* Problem to work on
Write out each line word for word. Drop pictures.

* Available data
— BEGIN —

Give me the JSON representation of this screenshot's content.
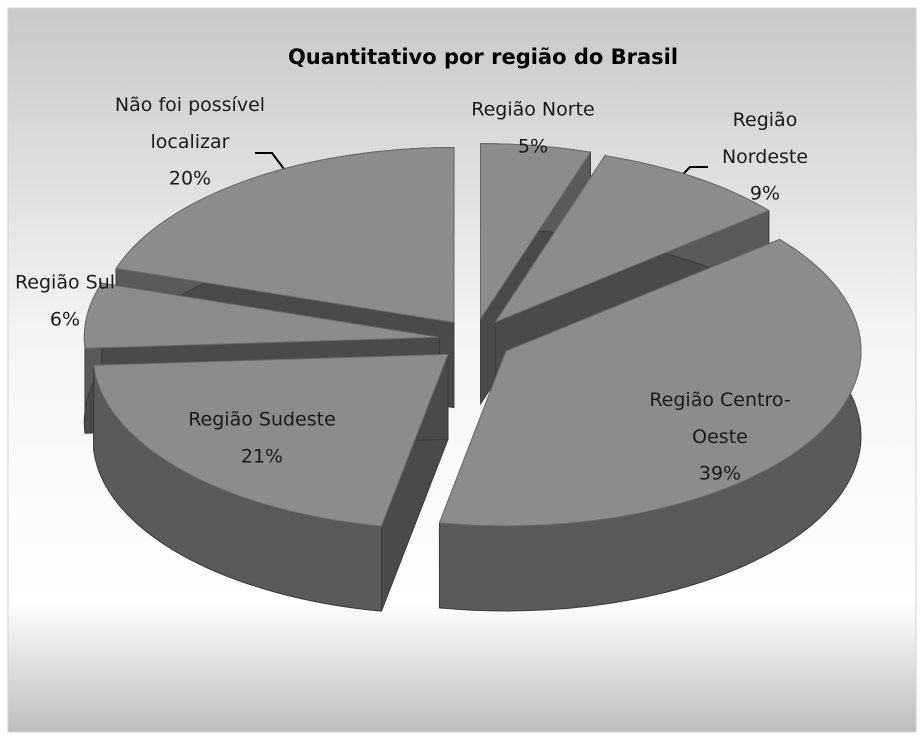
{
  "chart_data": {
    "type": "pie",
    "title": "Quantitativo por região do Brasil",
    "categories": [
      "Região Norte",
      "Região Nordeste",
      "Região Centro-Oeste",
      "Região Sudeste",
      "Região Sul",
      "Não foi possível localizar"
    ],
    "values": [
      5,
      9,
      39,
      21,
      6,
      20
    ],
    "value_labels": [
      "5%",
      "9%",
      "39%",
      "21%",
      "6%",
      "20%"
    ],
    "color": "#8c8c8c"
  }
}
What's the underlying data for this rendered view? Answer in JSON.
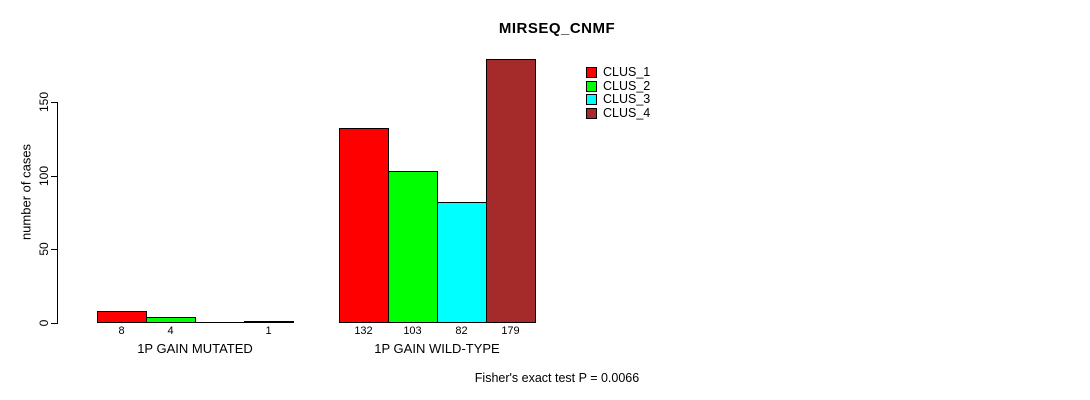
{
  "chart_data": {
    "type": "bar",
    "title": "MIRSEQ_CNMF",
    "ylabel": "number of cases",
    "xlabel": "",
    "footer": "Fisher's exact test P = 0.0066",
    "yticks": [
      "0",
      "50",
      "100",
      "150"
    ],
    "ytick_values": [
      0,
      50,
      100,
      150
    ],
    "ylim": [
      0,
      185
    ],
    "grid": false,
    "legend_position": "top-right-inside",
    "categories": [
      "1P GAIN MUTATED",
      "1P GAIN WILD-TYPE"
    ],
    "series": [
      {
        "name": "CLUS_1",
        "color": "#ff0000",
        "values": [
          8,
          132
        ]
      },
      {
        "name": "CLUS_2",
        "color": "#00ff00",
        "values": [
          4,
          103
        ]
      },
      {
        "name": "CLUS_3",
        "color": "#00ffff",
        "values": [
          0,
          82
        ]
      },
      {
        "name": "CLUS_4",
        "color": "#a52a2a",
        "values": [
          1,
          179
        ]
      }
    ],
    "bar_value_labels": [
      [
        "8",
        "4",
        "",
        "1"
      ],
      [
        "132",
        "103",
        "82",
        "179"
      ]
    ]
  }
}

— END —

* Task response
Give me the JSON representation of this screenshot's content.
{
  "chart_data": {
    "type": "pie",
    "title": "Quantitativo por região do Brasil",
    "categories": [
      "Região Norte",
      "Região Nordeste",
      "Região Centro-Oeste",
      "Região Sudeste",
      "Região Sul",
      "Não foi possível localizar"
    ],
    "values": [
      5,
      9,
      39,
      21,
      6,
      20
    ],
    "value_labels": [
      "5%",
      "9%",
      "39%",
      "21%",
      "6%",
      "20%"
    ],
    "color": "#8c8c8c"
  }
}
What's the underlying data for this rendered view? Answer in JSON.
{
  "chart_data": {
    "type": "bar",
    "title": "MIRSEQ_CNMF",
    "ylabel": "number of cases",
    "xlabel": "",
    "footer": "Fisher's exact test P = 0.0066",
    "yticks": [
      "0",
      "50",
      "100",
      "150"
    ],
    "ytick_values": [
      0,
      50,
      100,
      150
    ],
    "ylim": [
      0,
      185
    ],
    "grid": false,
    "legend_position": "top-right-inside",
    "categories": [
      "1P GAIN MUTATED",
      "1P GAIN WILD-TYPE"
    ],
    "series": [
      {
        "name": "CLUS_1",
        "color": "#ff0000",
        "values": [
          8,
          132
        ]
      },
      {
        "name": "CLUS_2",
        "color": "#00ff00",
        "values": [
          4,
          103
        ]
      },
      {
        "name": "CLUS_3",
        "color": "#00ffff",
        "values": [
          0,
          82
        ]
      },
      {
        "name": "CLUS_4",
        "color": "#a52a2a",
        "values": [
          1,
          179
        ]
      }
    ],
    "bar_value_labels": [
      [
        "8",
        "4",
        "",
        "1"
      ],
      [
        "132",
        "103",
        "82",
        "179"
      ]
    ]
  }
}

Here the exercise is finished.